▶ Set problem:
Find the string "juli" in the data, then copy every line where it is found.

▶ Stored entries:
════════

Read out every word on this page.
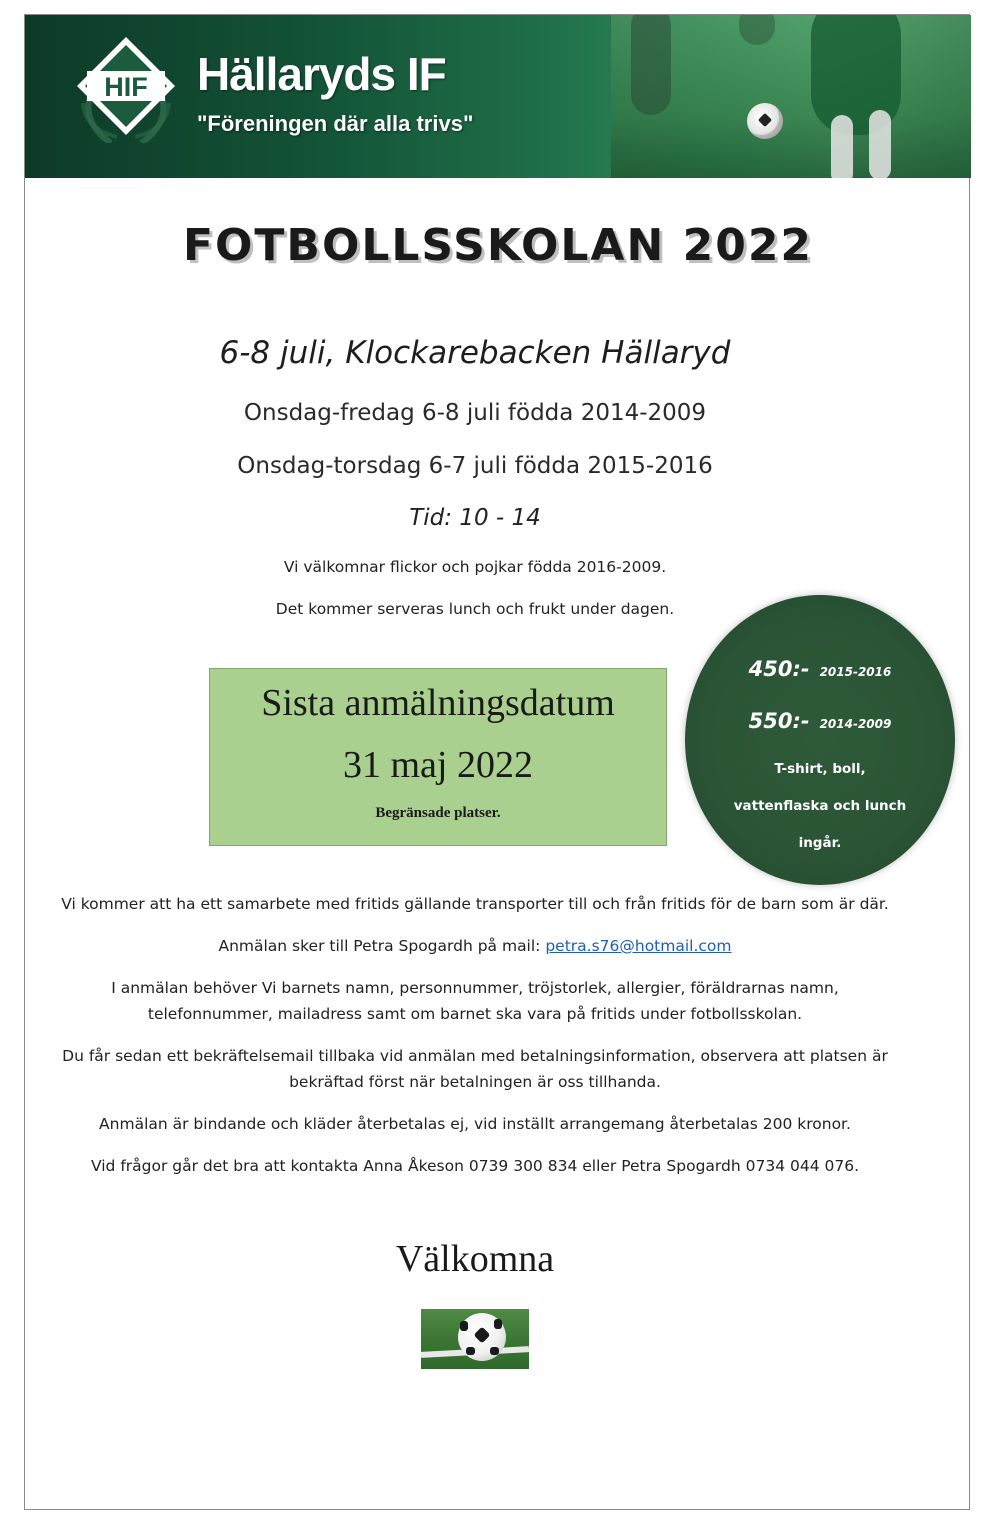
HIF Hällaryds IF

"Föreningen där alla trivs"

FOTBOLLSSKOLAN 2022

6-8 juli, Klockarebacken Hällaryd

Onsdag-fredag 6-8 juli födda 2014-2009

Onsdag-torsdag 6-7 juli födda 2015-2016

Tid: 10 - 14

Vi välkomnar flickor och pojkar födda 2016-2009.

Det kommer serveras lunch och frukt under dagen.

Sista anmälningsdatum

31 maj 2022

Begränsade platser.

450:- 2015-2016
550:- 2014-2009
T-shirt, boll,
vattenflaska och lunch
ingår.

Vi kommer att ha ett samarbete med fritids gällande transporter till och från fritids för de barn som är där.

Anmälan sker till Petra Spogardh på mail: petra.s76@hotmail.com

I anmälan behöver Vi barnets namn, personnummer, tröjstorlek, allergier, föräldrarnas namn,
telefonnummer, mailadress samt om barnet ska vara på fritids under fotbollsskolan.
Du får sedan ett bekräftelsemail tillbaka vid anmälan med betalningsinformation, observera att platsen är
bekräftad först när betalningen är oss tillhanda.

Anmälan är bindande och kläder återbetalas ej, vid inställt arrangemang återbetalas 200 kronor.

Vid frågor går det bra att kontakta Anna Åkeson 0739 300 834 eller Petra Spogardh 0734 044 076.

Välkomna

════════

▶ Problem solution:
6-8 juli, Klockarebacken Hällaryd
Onsdag-fredag 6-8 juli födda 2014-2009
Onsdag-torsdag 6-7 juli födda 2015-2016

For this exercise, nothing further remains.